From the line containing "What data populates" to the end of the listing, write out every line exactly; leave out everything else.
# # #
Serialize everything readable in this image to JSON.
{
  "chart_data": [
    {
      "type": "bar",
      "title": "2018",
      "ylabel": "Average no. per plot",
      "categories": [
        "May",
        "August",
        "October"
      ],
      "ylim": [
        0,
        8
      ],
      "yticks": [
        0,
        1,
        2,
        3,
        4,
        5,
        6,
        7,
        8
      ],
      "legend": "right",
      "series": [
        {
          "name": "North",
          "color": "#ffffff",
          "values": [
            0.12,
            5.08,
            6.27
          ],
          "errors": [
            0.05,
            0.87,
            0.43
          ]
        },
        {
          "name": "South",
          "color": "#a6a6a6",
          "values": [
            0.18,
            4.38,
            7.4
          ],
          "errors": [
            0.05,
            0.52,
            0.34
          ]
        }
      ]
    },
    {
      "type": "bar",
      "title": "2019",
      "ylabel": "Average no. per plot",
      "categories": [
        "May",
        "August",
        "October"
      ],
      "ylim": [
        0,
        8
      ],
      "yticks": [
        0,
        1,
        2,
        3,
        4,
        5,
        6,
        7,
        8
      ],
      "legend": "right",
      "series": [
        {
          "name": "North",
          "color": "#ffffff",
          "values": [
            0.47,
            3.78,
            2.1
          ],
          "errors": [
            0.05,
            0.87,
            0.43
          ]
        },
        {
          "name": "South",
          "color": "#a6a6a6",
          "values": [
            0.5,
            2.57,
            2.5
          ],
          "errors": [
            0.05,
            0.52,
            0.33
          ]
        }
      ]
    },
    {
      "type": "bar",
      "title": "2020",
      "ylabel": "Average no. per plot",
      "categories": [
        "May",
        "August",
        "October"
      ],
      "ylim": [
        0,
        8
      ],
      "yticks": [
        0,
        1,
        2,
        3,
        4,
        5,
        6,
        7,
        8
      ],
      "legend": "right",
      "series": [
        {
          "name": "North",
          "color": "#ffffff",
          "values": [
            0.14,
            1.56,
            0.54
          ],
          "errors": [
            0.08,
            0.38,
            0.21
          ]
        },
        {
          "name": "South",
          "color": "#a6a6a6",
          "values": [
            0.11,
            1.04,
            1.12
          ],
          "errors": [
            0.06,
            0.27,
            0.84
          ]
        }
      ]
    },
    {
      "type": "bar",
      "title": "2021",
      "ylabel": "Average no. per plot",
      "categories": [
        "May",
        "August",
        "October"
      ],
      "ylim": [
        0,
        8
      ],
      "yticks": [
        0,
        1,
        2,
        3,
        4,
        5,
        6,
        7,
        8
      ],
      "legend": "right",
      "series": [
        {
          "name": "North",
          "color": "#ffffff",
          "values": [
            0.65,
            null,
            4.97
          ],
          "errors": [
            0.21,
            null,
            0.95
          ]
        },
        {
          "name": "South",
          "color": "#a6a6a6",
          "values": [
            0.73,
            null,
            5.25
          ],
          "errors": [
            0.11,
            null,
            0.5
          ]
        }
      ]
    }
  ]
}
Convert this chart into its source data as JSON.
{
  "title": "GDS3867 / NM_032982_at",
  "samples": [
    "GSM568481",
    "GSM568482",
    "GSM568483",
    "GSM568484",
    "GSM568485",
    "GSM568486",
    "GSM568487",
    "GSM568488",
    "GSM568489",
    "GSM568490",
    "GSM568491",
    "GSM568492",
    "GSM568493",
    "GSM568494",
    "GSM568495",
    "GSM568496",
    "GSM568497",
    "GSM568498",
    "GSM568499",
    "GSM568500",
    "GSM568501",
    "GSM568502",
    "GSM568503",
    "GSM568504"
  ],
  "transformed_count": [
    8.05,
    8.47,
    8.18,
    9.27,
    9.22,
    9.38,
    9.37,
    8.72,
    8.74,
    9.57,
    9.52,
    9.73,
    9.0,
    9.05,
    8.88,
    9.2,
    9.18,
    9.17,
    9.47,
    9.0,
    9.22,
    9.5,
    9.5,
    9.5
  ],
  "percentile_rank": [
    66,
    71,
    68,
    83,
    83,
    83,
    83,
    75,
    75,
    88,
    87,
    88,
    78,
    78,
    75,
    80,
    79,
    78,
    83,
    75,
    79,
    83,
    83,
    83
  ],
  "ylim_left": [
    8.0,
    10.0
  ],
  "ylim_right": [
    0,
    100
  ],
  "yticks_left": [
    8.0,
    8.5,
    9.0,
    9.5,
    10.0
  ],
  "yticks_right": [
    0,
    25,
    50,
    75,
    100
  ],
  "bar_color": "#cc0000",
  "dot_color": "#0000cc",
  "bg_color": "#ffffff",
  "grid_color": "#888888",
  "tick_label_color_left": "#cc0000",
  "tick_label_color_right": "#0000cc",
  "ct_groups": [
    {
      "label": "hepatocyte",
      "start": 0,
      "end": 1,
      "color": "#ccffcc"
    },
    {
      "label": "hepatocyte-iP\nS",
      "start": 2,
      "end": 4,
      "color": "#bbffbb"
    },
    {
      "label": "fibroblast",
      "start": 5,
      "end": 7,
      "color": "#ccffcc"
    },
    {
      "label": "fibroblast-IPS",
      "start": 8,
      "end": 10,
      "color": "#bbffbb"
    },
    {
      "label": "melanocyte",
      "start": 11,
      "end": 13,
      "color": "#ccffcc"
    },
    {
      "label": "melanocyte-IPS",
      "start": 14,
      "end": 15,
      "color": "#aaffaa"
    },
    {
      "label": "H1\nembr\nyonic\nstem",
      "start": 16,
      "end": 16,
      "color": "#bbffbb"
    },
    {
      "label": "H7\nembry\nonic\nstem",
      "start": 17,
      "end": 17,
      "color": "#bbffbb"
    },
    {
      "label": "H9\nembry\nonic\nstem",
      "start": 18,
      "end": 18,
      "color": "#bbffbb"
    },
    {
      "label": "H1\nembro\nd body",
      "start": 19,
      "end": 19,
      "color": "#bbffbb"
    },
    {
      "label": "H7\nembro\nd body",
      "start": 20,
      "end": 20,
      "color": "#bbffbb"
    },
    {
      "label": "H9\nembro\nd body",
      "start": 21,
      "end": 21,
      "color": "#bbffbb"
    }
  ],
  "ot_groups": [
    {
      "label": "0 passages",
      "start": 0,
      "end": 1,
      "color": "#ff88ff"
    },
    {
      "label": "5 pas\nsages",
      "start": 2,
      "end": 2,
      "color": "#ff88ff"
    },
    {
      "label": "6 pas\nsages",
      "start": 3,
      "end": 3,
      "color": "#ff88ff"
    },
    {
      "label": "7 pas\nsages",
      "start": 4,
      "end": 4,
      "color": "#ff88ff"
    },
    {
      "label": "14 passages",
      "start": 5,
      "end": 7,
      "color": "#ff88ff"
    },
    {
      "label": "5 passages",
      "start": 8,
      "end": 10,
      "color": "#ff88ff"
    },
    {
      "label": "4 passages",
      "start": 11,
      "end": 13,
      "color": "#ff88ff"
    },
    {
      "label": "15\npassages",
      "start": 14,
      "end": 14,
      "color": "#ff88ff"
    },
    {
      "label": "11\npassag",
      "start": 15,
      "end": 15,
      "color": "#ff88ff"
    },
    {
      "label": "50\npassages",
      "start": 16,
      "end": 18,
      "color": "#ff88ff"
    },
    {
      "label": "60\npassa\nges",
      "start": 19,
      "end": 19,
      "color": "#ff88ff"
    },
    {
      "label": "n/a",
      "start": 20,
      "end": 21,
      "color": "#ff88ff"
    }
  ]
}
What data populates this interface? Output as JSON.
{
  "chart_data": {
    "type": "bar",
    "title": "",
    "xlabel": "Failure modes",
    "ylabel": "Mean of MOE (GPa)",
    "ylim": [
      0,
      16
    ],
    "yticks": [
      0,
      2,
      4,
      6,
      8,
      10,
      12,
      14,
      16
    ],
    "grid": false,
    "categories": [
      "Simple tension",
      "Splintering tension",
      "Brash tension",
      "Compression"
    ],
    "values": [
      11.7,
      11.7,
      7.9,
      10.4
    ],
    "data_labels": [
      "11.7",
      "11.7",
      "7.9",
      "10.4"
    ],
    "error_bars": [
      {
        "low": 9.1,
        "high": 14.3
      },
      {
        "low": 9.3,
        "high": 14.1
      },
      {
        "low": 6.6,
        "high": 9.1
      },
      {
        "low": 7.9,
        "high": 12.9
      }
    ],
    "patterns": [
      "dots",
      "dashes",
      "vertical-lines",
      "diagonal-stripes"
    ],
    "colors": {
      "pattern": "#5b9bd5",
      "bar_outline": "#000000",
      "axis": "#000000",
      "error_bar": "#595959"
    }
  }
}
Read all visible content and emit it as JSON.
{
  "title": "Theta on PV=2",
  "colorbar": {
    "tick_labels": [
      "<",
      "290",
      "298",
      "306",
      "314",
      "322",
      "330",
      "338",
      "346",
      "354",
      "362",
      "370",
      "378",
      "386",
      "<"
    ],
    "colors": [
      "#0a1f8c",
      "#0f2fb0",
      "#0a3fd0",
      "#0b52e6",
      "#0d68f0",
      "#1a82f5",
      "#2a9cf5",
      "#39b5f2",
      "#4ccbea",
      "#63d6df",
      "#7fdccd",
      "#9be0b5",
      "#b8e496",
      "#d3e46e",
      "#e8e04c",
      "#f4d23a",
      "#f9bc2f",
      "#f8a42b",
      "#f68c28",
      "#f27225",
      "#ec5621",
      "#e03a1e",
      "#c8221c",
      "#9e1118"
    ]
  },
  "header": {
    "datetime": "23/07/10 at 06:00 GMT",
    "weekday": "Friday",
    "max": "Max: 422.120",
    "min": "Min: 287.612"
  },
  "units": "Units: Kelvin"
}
# # #
• RESPONSE TO THE EXERCISE:
What data populates this interface? Output as JSON.
{
  "chart_data": {
    "type": "bar",
    "title": "",
    "xlabel": "Failure modes",
    "ylabel": "Mean of MOE (GPa)",
    "ylim": [
      0,
      16
    ],
    "yticks": [
      0,
      2,
      4,
      6,
      8,
      10,
      12,
      14,
      16
    ],
    "grid": false,
    "categories": [
      "Simple tension",
      "Splintering tension",
      "Brash tension",
      "Compression"
    ],
    "values": [
      11.7,
      11.7,
      7.9,
      10.4
    ],
    "data_labels": [
      "11.7",
      "11.7",
      "7.9",
      "10.4"
    ],
    "error_bars": [
      {
        "low": 9.1,
        "high": 14.3
      },
      {
        "low": 9.3,
        "high": 14.1
      },
      {
        "low": 6.6,
        "high": 9.1
      },
      {
        "low": 7.9,
        "high": 12.9
      }
    ],
    "patterns": [
      "dots",
      "dashes",
      "vertical-lines",
      "diagonal-stripes"
    ],
    "colors": {
      "pattern": "#5b9bd5",
      "bar_outline": "#000000",
      "axis": "#000000",
      "error_bar": "#595959"
    }
  }
}
Read all visible content and emit it as JSON.
{
  "title": "Theta on PV=2",
  "colorbar": {
    "tick_labels": [
      "<",
      "290",
      "298",
      "306",
      "314",
      "322",
      "330",
      "338",
      "346",
      "354",
      "362",
      "370",
      "378",
      "386",
      "<"
    ],
    "colors": [
      "#0a1f8c",
      "#0f2fb0",
      "#0a3fd0",
      "#0b52e6",
      "#0d68f0",
      "#1a82f5",
      "#2a9cf5",
      "#39b5f2",
      "#4ccbea",
      "#63d6df",
      "#7fdccd",
      "#9be0b5",
      "#b8e496",
      "#d3e46e",
      "#e8e04c",
      "#f4d23a",
      "#f9bc2f",
      "#f8a42b",
      "#f68c28",
      "#f27225",
      "#ec5621",
      "#e03a1e",
      "#c8221c",
      "#9e1118"
    ]
  },
  "header": {
    "datetime": "23/07/10 at 06:00 GMT",
    "weekday": "Friday",
    "max": "Max: 422.120",
    "min": "Min: 287.612"
  },
  "units": "Units: Kelvin"
}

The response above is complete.